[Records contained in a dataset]
+-------+

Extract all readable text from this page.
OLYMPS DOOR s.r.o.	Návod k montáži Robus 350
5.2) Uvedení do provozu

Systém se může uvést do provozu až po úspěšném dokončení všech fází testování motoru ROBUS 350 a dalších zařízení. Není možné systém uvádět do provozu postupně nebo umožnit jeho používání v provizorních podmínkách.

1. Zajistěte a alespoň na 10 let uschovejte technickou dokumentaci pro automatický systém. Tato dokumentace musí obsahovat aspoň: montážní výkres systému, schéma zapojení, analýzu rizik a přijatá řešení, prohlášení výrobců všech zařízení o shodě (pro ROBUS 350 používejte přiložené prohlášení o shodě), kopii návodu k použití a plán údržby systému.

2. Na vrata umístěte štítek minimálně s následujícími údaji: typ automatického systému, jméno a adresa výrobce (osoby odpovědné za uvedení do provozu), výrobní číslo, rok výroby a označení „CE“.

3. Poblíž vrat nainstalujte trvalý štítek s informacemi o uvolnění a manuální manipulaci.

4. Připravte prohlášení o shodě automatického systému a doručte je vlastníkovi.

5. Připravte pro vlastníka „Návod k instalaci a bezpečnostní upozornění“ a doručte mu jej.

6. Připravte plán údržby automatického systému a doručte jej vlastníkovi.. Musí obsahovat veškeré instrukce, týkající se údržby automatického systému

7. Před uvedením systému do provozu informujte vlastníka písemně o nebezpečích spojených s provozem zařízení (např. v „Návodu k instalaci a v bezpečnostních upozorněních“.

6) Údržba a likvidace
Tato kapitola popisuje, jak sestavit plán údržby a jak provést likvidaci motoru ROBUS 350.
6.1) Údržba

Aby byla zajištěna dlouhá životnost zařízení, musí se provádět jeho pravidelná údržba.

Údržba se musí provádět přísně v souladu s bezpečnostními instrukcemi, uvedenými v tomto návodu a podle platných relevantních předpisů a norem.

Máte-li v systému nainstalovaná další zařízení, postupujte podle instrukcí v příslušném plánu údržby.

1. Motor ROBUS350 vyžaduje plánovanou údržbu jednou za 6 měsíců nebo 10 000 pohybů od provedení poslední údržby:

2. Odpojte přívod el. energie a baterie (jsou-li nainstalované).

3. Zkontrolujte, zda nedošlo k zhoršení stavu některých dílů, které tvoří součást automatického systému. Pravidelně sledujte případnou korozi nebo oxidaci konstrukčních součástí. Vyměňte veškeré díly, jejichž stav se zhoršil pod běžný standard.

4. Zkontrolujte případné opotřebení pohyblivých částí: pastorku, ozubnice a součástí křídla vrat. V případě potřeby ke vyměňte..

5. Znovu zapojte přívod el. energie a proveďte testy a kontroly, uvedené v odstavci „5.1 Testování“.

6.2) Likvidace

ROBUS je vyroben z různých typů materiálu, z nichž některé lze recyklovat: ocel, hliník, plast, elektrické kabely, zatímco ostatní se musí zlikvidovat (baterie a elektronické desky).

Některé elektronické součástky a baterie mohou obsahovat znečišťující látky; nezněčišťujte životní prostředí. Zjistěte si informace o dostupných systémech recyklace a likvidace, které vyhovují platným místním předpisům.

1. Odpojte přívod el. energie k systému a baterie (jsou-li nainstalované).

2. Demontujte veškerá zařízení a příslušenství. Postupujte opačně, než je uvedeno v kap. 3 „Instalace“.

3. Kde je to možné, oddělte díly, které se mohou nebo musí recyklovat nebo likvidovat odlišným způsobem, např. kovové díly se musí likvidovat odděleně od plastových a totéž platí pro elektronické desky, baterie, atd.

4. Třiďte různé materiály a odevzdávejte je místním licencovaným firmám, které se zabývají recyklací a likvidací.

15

+-------+

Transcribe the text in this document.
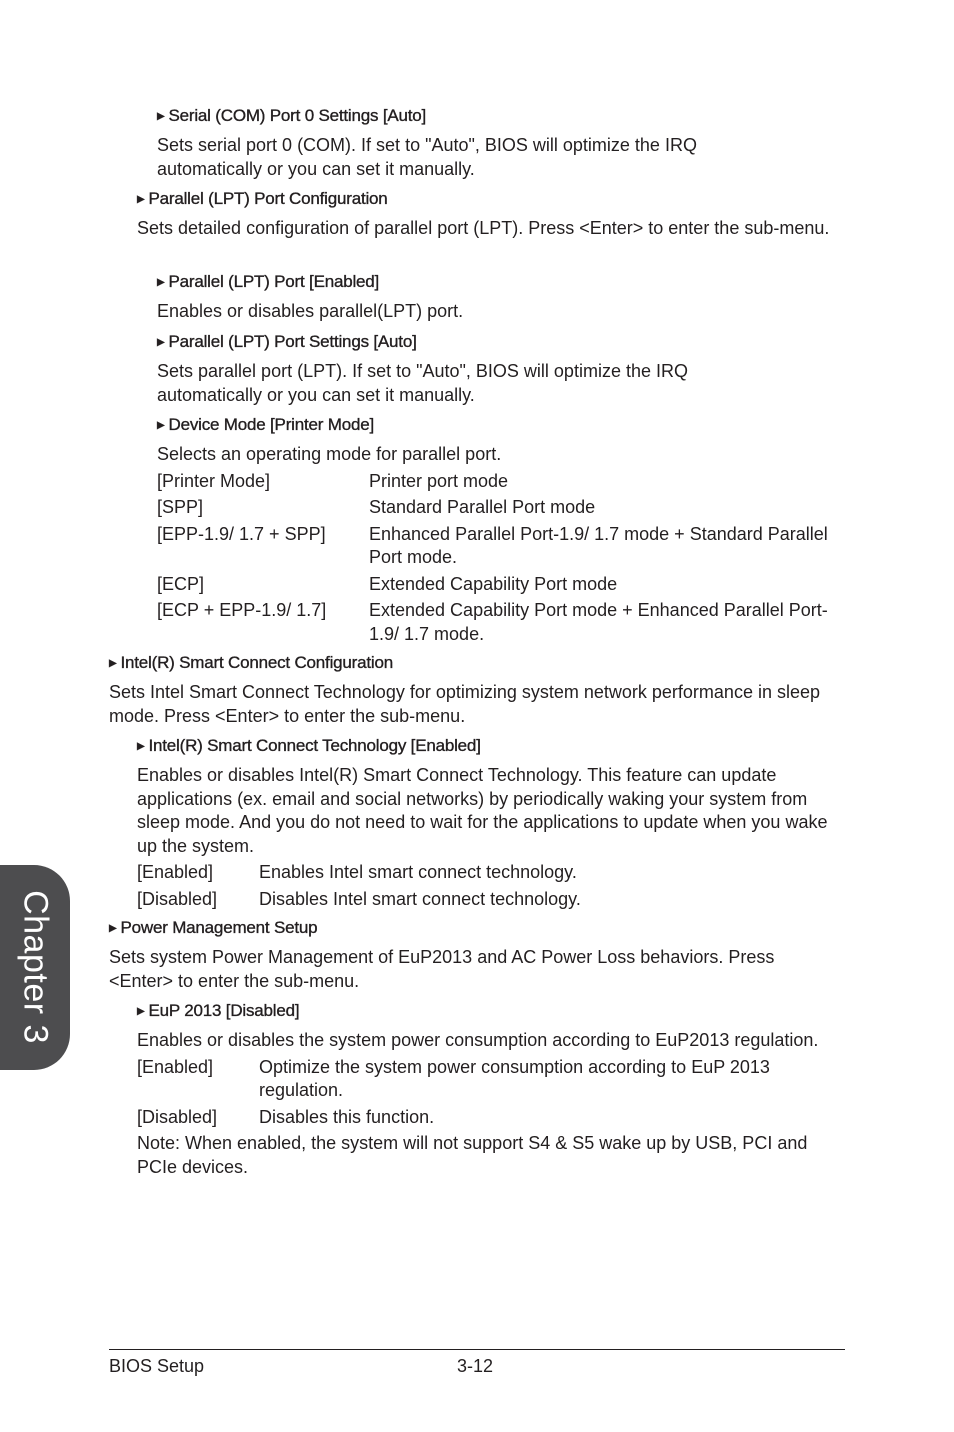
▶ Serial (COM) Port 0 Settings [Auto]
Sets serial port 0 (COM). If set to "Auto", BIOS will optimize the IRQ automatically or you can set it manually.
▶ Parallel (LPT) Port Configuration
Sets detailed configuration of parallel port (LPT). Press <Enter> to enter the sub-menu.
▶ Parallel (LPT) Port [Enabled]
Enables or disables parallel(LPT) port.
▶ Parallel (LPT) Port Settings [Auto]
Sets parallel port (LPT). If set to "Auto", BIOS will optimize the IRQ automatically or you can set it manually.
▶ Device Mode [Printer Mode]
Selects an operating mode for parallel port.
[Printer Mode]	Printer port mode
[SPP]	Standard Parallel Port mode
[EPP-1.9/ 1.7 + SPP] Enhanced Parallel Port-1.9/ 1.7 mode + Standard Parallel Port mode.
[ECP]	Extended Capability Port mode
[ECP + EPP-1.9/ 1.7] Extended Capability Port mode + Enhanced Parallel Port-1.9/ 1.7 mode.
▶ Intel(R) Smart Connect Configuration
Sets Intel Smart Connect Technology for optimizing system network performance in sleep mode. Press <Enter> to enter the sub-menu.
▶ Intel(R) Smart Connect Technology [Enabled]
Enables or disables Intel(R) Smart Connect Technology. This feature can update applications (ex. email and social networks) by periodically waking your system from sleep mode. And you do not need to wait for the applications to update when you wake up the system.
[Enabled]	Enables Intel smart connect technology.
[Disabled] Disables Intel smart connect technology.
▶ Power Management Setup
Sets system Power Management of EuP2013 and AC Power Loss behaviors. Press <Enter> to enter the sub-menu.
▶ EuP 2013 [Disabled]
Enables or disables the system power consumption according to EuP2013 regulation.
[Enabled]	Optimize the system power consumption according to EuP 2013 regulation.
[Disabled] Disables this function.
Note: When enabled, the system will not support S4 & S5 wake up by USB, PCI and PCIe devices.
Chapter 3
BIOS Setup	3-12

+-------+

* _WHAT THE TASK REQUIRES_
Select every line of the material above holding the word "Odpojte" and copy it.

* _OUTPUT FOR THIS EXERCISE_
2. Odpojte přívod el. energie a baterie (jsou-li nainstalované).
1. Odpojte přívod el. energie k systému a baterie (jsou-li nainstalované).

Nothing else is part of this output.